Figure dataset records:

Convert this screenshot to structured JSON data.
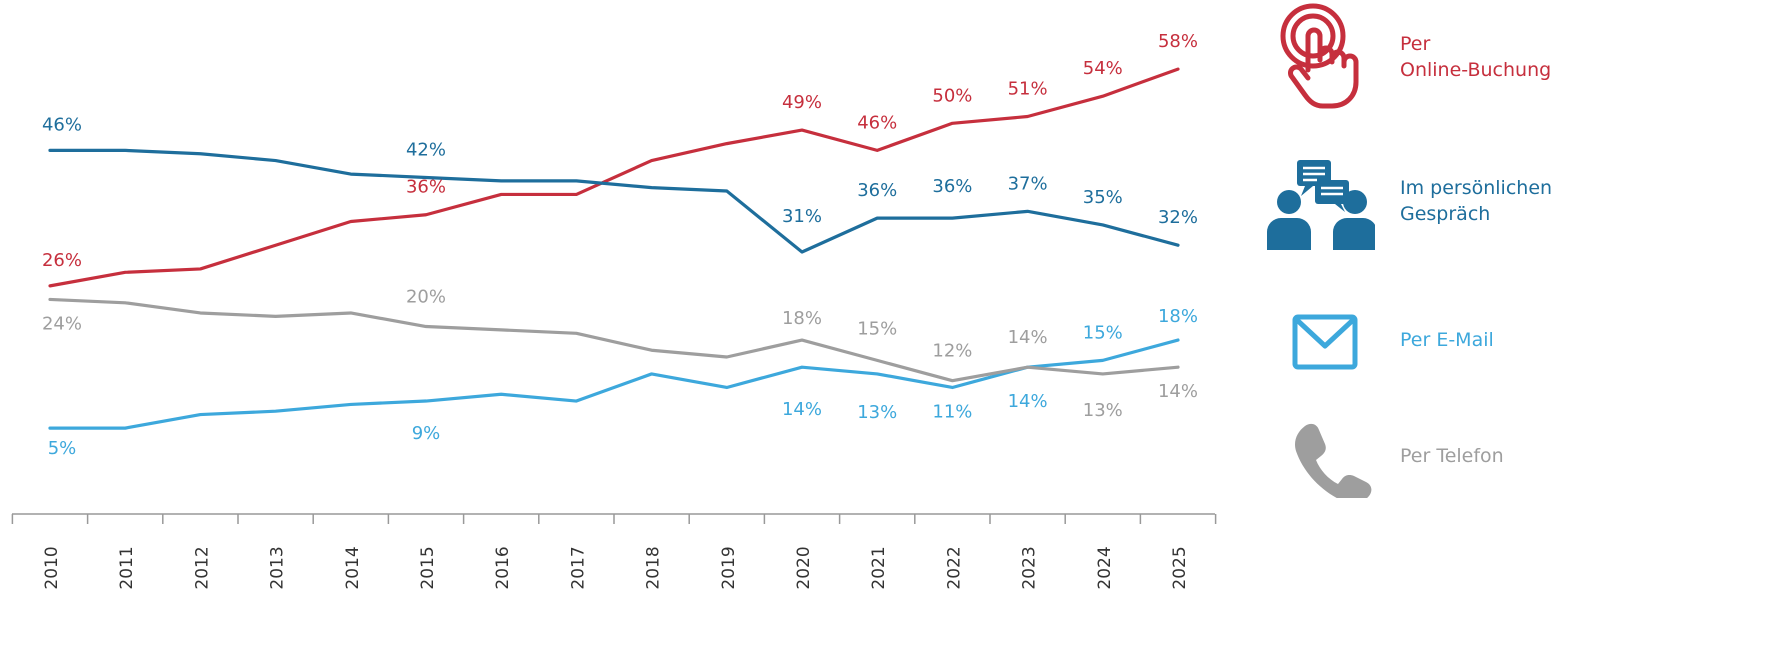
{
  "chart_data": {
    "type": "line",
    "x": [
      "2010",
      "2011",
      "2012",
      "2013",
      "2014",
      "2015",
      "2016",
      "2017",
      "2018",
      "2019",
      "2020",
      "2021",
      "2022",
      "2023",
      "2024",
      "2025"
    ],
    "ylim": [
      0,
      62
    ],
    "grid": false,
    "legend_placement": "right",
    "series": [
      {
        "name": "Per Online-Buchung",
        "color": "#c62f3d",
        "values": [
          26,
          28,
          28.5,
          32,
          35.5,
          36.5,
          39.5,
          39.5,
          44.5,
          47,
          49,
          46,
          50,
          51,
          54,
          58
        ],
        "labels": [
          {
            "i": 0,
            "text": "26%"
          },
          {
            "i": 5,
            "text": "36%"
          },
          {
            "i": 10,
            "text": "49%"
          },
          {
            "i": 11,
            "text": "46%"
          },
          {
            "i": 12,
            "text": "50%"
          },
          {
            "i": 13,
            "text": "51%"
          },
          {
            "i": 14,
            "text": "54%"
          },
          {
            "i": 15,
            "text": "58%"
          }
        ]
      },
      {
        "name": "Im persönlichen Gespräch",
        "color": "#1e6e9c",
        "values": [
          46,
          46,
          45.5,
          44.5,
          42.5,
          42,
          41.5,
          41.5,
          40.5,
          40,
          31,
          36,
          36,
          37,
          35,
          32
        ],
        "labels": [
          {
            "i": 0,
            "text": "46%"
          },
          {
            "i": 5,
            "text": "42%"
          },
          {
            "i": 10,
            "text": "31%"
          },
          {
            "i": 11,
            "text": "36%"
          },
          {
            "i": 12,
            "text": "36%"
          },
          {
            "i": 13,
            "text": "37%"
          },
          {
            "i": 14,
            "text": "35%"
          },
          {
            "i": 15,
            "text": "32%"
          }
        ]
      },
      {
        "name": "Per E-Mail",
        "color": "#3da8dc",
        "values": [
          5,
          5,
          7,
          7.5,
          8.5,
          9,
          10,
          9,
          13,
          11,
          14,
          13,
          11,
          14,
          15,
          18
        ],
        "labels": [
          {
            "i": 0,
            "text": "5%"
          },
          {
            "i": 5,
            "text": "9%"
          },
          {
            "i": 10,
            "text": "14%"
          },
          {
            "i": 11,
            "text": "13%"
          },
          {
            "i": 12,
            "text": "11%"
          },
          {
            "i": 13,
            "text": "14%"
          },
          {
            "i": 14,
            "text": "15%"
          },
          {
            "i": 15,
            "text": "18%"
          }
        ]
      },
      {
        "name": "Per Telefon",
        "color": "#9e9e9e",
        "values": [
          24,
          23.5,
          22,
          21.5,
          22,
          20,
          19.5,
          19,
          16.5,
          15.5,
          18,
          15,
          12,
          14,
          13,
          14
        ],
        "labels": [
          {
            "i": 0,
            "text": "24%"
          },
          {
            "i": 5,
            "text": "20%"
          },
          {
            "i": 10,
            "text": "18%"
          },
          {
            "i": 11,
            "text": "15%"
          },
          {
            "i": 12,
            "text": "12%"
          },
          {
            "i": 13,
            "text": "14%"
          },
          {
            "i": 14,
            "text": "13%"
          },
          {
            "i": 15,
            "text": "14%"
          }
        ]
      }
    ]
  },
  "legend": [
    {
      "lines": [
        "Per",
        "Online-Buchung"
      ],
      "color": "#c62f3d",
      "icon": "touch-hand-icon"
    },
    {
      "lines": [
        "Im persönlichen",
        "Gespräch"
      ],
      "color": "#1e6e9c",
      "icon": "conversation-icon"
    },
    {
      "lines": [
        "Per E-Mail"
      ],
      "color": "#3da8dc",
      "icon": "envelope-icon"
    },
    {
      "lines": [
        "Per Telefon"
      ],
      "color": "#9e9e9e",
      "icon": "phone-icon"
    }
  ]
}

Objective
Report each line of the material above where the word "name" appears.

Exercise response
        "name": "Per Online-Buchung",
        "name": "Im persönlichen Gespräch",
        "name": "Per E-Mail",
        "name": "Per Telefon",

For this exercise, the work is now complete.